_Written instruction_
Retype every entry exactly, character for character.

_Data provided_
○ ○ ○ ○ ○ ○ ○

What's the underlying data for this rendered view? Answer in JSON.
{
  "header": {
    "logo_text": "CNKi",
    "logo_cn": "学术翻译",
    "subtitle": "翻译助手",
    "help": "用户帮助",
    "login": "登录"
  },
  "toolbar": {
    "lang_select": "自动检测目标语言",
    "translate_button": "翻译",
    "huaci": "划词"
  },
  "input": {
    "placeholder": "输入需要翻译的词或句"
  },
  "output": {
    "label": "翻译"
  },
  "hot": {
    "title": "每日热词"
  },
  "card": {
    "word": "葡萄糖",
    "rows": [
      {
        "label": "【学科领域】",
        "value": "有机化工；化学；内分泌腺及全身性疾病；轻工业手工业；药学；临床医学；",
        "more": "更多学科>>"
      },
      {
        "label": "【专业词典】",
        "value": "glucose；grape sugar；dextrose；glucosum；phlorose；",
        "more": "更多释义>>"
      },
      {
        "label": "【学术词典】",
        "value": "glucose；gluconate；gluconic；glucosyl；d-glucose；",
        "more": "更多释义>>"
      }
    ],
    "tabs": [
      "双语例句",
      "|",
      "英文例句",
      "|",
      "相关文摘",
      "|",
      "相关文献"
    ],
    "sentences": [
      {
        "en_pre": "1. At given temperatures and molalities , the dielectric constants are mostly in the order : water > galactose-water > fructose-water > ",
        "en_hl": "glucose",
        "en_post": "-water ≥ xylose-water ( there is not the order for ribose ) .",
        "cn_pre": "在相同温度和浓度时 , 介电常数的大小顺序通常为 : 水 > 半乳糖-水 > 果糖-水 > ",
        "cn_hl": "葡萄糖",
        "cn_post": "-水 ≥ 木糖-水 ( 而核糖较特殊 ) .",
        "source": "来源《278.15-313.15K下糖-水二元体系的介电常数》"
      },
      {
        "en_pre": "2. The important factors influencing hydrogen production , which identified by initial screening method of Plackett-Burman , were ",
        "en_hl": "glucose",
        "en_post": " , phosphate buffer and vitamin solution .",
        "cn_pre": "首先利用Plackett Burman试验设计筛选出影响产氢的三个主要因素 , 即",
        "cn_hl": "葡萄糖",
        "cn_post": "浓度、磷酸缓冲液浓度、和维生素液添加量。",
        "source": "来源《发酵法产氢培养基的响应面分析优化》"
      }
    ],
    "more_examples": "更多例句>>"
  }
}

○ ○ ○ ○ ○ ○ ○

_Solved exercise_
What's the underlying data for this rendered view? Answer in JSON.
{
  "header": {
    "logo_text": "CNKi",
    "logo_cn": "学术翻译",
    "subtitle": "翻译助手",
    "help": "用户帮助",
    "login": "登录"
  },
  "toolbar": {
    "lang_select": "自动检测目标语言",
    "translate_button": "翻译",
    "huaci": "划词"
  },
  "input": {
    "placeholder": "输入需要翻译的词或句"
  },
  "output": {
    "label": "翻译"
  },
  "hot": {
    "title": "每日热词"
  },
  "card": {
    "word": "葡萄糖",
    "rows": [
      {
        "label": "【学科领域】",
        "value": "有机化工；化学；内分泌腺及全身性疾病；轻工业手工业；药学；临床医学；",
        "more": "更多学科>>"
      },
      {
        "label": "【专业词典】",
        "value": "glucose；grape sugar；dextrose；glucosum；phlorose；",
        "more": "更多释义>>"
      },
      {
        "label": "【学术词典】",
        "value": "glucose；gluconate；gluconic；glucosyl；d-glucose；",
        "more": "更多释义>>"
      }
    ],
    "tabs": [
      "双语例句",
      "|",
      "英文例句",
      "|",
      "相关文摘",
      "|",
      "相关文献"
    ],
    "sentences": [
      {
        "en_pre": "1. At given temperatures and molalities , the dielectric constants are mostly in the order : water > galactose-water > fructose-water > ",
        "en_hl": "glucose",
        "en_post": "-water ≥ xylose-water ( there is not the order for ribose ) .",
        "cn_pre": "在相同温度和浓度时 , 介电常数的大小顺序通常为 : 水 > 半乳糖-水 > 果糖-水 > ",
        "cn_hl": "葡萄糖",
        "cn_post": "-水 ≥ 木糖-水 ( 而核糖较特殊 ) .",
        "source": "来源《278.15-313.15K下糖-水二元体系的介电常数》"
      },
      {
        "en_pre": "2. The important factors influencing hydrogen production , which identified by initial screening method of Plackett-Burman , were ",
        "en_hl": "glucose",
        "en_post": " , phosphate buffer and vitamin solution .",
        "cn_pre": "首先利用Plackett Burman试验设计筛选出影响产氢的三个主要因素 , 即",
        "cn_hl": "葡萄糖",
        "cn_post": "浓度、磷酸缓冲液浓度、和维生素液添加量。",
        "source": "来源《发酵法产氢培养基的响应面分析优化》"
      }
    ],
    "more_examples": "更多例句>>"
  }
}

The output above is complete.